=== DO THIS ===
Write out the whole listing, matching it exactly.

--- EXERCISE INPUTS ---

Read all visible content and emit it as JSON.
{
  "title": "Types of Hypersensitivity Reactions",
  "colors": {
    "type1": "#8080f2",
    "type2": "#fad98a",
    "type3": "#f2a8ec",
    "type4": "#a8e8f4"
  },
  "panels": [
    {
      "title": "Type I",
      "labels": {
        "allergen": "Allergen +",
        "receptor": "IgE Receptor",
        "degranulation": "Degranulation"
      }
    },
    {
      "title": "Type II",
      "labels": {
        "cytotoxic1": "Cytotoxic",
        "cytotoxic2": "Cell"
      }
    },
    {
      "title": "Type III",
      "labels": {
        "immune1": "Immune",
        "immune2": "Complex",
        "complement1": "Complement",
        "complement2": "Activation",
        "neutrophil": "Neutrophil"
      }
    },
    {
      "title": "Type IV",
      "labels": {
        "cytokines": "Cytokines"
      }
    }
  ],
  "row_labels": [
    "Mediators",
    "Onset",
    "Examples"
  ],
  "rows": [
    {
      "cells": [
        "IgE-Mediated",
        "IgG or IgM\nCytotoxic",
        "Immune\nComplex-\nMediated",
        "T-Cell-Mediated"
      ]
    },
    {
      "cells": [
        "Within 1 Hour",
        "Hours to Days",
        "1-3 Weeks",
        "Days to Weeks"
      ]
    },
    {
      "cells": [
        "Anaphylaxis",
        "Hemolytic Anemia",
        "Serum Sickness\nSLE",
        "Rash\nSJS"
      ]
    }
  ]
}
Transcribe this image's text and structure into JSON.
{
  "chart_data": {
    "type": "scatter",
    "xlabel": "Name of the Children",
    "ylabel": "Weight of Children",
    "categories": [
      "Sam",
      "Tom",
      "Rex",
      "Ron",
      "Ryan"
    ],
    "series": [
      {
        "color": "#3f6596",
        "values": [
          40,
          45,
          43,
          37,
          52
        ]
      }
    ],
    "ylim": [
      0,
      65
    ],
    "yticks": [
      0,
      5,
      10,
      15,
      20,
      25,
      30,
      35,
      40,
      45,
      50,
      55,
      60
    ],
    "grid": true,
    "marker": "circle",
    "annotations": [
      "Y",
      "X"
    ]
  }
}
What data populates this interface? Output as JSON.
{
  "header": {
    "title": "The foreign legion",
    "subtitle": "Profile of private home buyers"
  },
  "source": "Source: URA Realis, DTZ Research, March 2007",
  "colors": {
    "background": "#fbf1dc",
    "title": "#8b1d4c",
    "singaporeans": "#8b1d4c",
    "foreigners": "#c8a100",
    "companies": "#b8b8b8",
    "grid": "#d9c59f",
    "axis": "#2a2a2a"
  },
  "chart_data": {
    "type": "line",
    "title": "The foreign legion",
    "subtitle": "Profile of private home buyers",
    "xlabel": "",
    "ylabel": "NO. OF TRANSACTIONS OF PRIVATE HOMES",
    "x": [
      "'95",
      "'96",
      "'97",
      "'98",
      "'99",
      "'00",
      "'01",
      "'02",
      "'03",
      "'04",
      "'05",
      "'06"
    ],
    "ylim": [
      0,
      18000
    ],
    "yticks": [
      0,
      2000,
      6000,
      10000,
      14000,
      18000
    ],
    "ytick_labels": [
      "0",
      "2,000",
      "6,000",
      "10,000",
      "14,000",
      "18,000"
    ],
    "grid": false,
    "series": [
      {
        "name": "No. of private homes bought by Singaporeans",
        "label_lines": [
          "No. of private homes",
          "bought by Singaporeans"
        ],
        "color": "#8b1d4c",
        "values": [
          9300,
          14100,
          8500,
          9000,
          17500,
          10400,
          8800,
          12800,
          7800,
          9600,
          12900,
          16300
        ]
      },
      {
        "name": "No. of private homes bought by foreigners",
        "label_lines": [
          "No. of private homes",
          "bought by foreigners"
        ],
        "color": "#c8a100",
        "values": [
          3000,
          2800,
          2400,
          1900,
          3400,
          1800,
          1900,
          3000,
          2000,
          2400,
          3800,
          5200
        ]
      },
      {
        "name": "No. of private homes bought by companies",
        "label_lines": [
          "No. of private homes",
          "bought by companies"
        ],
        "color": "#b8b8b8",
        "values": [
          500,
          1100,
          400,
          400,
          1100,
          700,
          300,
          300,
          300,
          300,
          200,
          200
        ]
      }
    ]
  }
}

---

=== ANSWER FOR THIS EXERCISE ===
Read all visible content and emit it as JSON.
{
  "title": "Types of Hypersensitivity Reactions",
  "colors": {
    "type1": "#8080f2",
    "type2": "#fad98a",
    "type3": "#f2a8ec",
    "type4": "#a8e8f4"
  },
  "panels": [
    {
      "title": "Type I",
      "labels": {
        "allergen": "Allergen +",
        "receptor": "IgE Receptor",
        "degranulation": "Degranulation"
      }
    },
    {
      "title": "Type II",
      "labels": {
        "cytotoxic1": "Cytotoxic",
        "cytotoxic2": "Cell"
      }
    },
    {
      "title": "Type III",
      "labels": {
        "immune1": "Immune",
        "immune2": "Complex",
        "complement1": "Complement",
        "complement2": "Activation",
        "neutrophil": "Neutrophil"
      }
    },
    {
      "title": "Type IV",
      "labels": {
        "cytokines": "Cytokines"
      }
    }
  ],
  "row_labels": [
    "Mediators",
    "Onset",
    "Examples"
  ],
  "rows": [
    {
      "cells": [
        "IgE-Mediated",
        "IgG or IgM\nCytotoxic",
        "Immune\nComplex-\nMediated",
        "T-Cell-Mediated"
      ]
    },
    {
      "cells": [
        "Within 1 Hour",
        "Hours to Days",
        "1-3 Weeks",
        "Days to Weeks"
      ]
    },
    {
      "cells": [
        "Anaphylaxis",
        "Hemolytic Anemia",
        "Serum Sickness\nSLE",
        "Rash\nSJS"
      ]
    }
  ]
}
Transcribe this image's text and structure into JSON.
{
  "chart_data": {
    "type": "scatter",
    "xlabel": "Name of the Children",
    "ylabel": "Weight of Children",
    "categories": [
      "Sam",
      "Tom",
      "Rex",
      "Ron",
      "Ryan"
    ],
    "series": [
      {
        "color": "#3f6596",
        "values": [
          40,
          45,
          43,
          37,
          52
        ]
      }
    ],
    "ylim": [
      0,
      65
    ],
    "yticks": [
      0,
      5,
      10,
      15,
      20,
      25,
      30,
      35,
      40,
      45,
      50,
      55,
      60
    ],
    "grid": true,
    "marker": "circle",
    "annotations": [
      "Y",
      "X"
    ]
  }
}
What data populates this interface? Output as JSON.
{
  "header": {
    "title": "The foreign legion",
    "subtitle": "Profile of private home buyers"
  },
  "source": "Source: URA Realis, DTZ Research, March 2007",
  "colors": {
    "background": "#fbf1dc",
    "title": "#8b1d4c",
    "singaporeans": "#8b1d4c",
    "foreigners": "#c8a100",
    "companies": "#b8b8b8",
    "grid": "#d9c59f",
    "axis": "#2a2a2a"
  },
  "chart_data": {
    "type": "line",
    "title": "The foreign legion",
    "subtitle": "Profile of private home buyers",
    "xlabel": "",
    "ylabel": "NO. OF TRANSACTIONS OF PRIVATE HOMES",
    "x": [
      "'95",
      "'96",
      "'97",
      "'98",
      "'99",
      "'00",
      "'01",
      "'02",
      "'03",
      "'04",
      "'05",
      "'06"
    ],
    "ylim": [
      0,
      18000
    ],
    "yticks": [
      0,
      2000,
      6000,
      10000,
      14000,
      18000
    ],
    "ytick_labels": [
      "0",
      "2,000",
      "6,000",
      "10,000",
      "14,000",
      "18,000"
    ],
    "grid": false,
    "series": [
      {
        "name": "No. of private homes bought by Singaporeans",
        "label_lines": [
          "No. of private homes",
          "bought by Singaporeans"
        ],
        "color": "#8b1d4c",
        "values": [
          9300,
          14100,
          8500,
          9000,
          17500,
          10400,
          8800,
          12800,
          7800,
          9600,
          12900,
          16300
        ]
      },
      {
        "name": "No. of private homes bought by foreigners",
        "label_lines": [
          "No. of private homes",
          "bought by foreigners"
        ],
        "color": "#c8a100",
        "values": [
          3000,
          2800,
          2400,
          1900,
          3400,
          1800,
          1900,
          3000,
          2000,
          2400,
          3800,
          5200
        ]
      },
      {
        "name": "No. of private homes bought by companies",
        "label_lines": [
          "No. of private homes",
          "bought by companies"
        ],
        "color": "#b8b8b8",
        "values": [
          500,
          1100,
          400,
          400,
          1100,
          700,
          300,
          300,
          300,
          300,
          200,
          200
        ]
      }
    ]
  }
}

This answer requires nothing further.